(Dataset items)
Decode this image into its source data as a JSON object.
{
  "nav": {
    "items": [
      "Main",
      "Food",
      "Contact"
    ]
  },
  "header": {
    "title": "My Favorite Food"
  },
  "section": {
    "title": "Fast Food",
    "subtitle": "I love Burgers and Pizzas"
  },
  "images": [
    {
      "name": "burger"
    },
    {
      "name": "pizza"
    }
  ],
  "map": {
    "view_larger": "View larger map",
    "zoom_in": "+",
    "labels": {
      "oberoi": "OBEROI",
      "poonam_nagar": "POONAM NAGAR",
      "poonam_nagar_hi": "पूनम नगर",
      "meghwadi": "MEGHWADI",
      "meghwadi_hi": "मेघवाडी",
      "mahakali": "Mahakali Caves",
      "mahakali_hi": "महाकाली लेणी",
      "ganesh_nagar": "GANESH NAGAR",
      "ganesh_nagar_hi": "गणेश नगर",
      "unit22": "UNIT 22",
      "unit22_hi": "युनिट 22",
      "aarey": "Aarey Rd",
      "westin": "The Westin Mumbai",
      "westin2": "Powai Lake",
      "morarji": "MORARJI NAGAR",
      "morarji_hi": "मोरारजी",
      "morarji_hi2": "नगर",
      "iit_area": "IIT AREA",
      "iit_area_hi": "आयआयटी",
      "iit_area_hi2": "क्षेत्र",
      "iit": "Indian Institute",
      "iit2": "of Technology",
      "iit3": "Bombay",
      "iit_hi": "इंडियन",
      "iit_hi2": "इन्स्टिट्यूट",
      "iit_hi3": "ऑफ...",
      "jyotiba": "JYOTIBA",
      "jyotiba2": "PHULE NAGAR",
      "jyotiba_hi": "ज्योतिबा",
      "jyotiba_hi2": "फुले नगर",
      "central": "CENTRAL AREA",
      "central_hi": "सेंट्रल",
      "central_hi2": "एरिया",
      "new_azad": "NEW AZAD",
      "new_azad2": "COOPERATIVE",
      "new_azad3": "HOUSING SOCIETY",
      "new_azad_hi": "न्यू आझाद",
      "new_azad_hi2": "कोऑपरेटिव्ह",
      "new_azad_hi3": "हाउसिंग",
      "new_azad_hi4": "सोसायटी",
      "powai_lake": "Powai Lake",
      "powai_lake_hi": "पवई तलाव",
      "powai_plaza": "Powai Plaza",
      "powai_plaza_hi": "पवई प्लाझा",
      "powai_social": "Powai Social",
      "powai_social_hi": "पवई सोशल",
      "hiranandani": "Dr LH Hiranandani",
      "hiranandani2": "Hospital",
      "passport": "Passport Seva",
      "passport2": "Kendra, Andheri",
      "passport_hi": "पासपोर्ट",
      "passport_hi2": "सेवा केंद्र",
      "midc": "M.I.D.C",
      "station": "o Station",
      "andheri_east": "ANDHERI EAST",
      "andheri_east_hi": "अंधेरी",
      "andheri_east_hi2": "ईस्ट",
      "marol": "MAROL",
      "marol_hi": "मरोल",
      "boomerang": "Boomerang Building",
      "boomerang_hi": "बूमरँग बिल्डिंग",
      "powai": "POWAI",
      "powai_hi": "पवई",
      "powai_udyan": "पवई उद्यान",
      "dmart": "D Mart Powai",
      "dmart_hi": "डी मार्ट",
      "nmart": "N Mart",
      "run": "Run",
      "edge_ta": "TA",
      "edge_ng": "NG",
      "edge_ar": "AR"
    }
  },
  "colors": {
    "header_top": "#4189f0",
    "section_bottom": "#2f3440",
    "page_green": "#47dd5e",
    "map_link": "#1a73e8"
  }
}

- WRITTEN TASK
Provide an exact reproduction of all the entries shown above.

- OUTPUT OF THE EXERCISE
Decode this image into its source data as a JSON object.
{
  "nav": {
    "items": [
      "Main",
      "Food",
      "Contact"
    ]
  },
  "header": {
    "title": "My Favorite Food"
  },
  "section": {
    "title": "Fast Food",
    "subtitle": "I love Burgers and Pizzas"
  },
  "images": [
    {
      "name": "burger"
    },
    {
      "name": "pizza"
    }
  ],
  "map": {
    "view_larger": "View larger map",
    "zoom_in": "+",
    "labels": {
      "oberoi": "OBEROI",
      "poonam_nagar": "POONAM NAGAR",
      "poonam_nagar_hi": "पूनम नगर",
      "meghwadi": "MEGHWADI",
      "meghwadi_hi": "मेघवाडी",
      "mahakali": "Mahakali Caves",
      "mahakali_hi": "महाकाली लेणी",
      "ganesh_nagar": "GANESH NAGAR",
      "ganesh_nagar_hi": "गणेश नगर",
      "unit22": "UNIT 22",
      "unit22_hi": "युनिट 22",
      "aarey": "Aarey Rd",
      "westin": "The Westin Mumbai",
      "westin2": "Powai Lake",
      "morarji": "MORARJI NAGAR",
      "morarji_hi": "मोरारजी",
      "morarji_hi2": "नगर",
      "iit_area": "IIT AREA",
      "iit_area_hi": "आयआयटी",
      "iit_area_hi2": "क्षेत्र",
      "iit": "Indian Institute",
      "iit2": "of Technology",
      "iit3": "Bombay",
      "iit_hi": "इंडियन",
      "iit_hi2": "इन्स्टिट्यूट",
      "iit_hi3": "ऑफ...",
      "jyotiba": "JYOTIBA",
      "jyotiba2": "PHULE NAGAR",
      "jyotiba_hi": "ज्योतिबा",
      "jyotiba_hi2": "फुले नगर",
      "central": "CENTRAL AREA",
      "central_hi": "सेंट्रल",
      "central_hi2": "एरिया",
      "new_azad": "NEW AZAD",
      "new_azad2": "COOPERATIVE",
      "new_azad3": "HOUSING SOCIETY",
      "new_azad_hi": "न्यू आझाद",
      "new_azad_hi2": "कोऑपरेटिव्ह",
      "new_azad_hi3": "हाउसिंग",
      "new_azad_hi4": "सोसायटी",
      "powai_lake": "Powai Lake",
      "powai_lake_hi": "पवई तलाव",
      "powai_plaza": "Powai Plaza",
      "powai_plaza_hi": "पवई प्लाझा",
      "powai_social": "Powai Social",
      "powai_social_hi": "पवई सोशल",
      "hiranandani": "Dr LH Hiranandani",
      "hiranandani2": "Hospital",
      "passport": "Passport Seva",
      "passport2": "Kendra, Andheri",
      "passport_hi": "पासपोर्ट",
      "passport_hi2": "सेवा केंद्र",
      "midc": "M.I.D.C",
      "station": "o Station",
      "andheri_east": "ANDHERI EAST",
      "andheri_east_hi": "अंधेरी",
      "andheri_east_hi2": "ईस्ट",
      "marol": "MAROL",
      "marol_hi": "मरोल",
      "boomerang": "Boomerang Building",
      "boomerang_hi": "बूमरँग बिल्डिंग",
      "powai": "POWAI",
      "powai_hi": "पवई",
      "powai_udyan": "पवई उद्यान",
      "dmart": "D Mart Powai",
      "dmart_hi": "डी मार्ट",
      "nmart": "N Mart",
      "run": "Run",
      "edge_ta": "TA",
      "edge_ng": "NG",
      "edge_ar": "AR"
    }
  },
  "colors": {
    "header_top": "#4189f0",
    "section_bottom": "#2f3440",
    "page_green": "#47dd5e",
    "map_link": "#1a73e8"
  }
}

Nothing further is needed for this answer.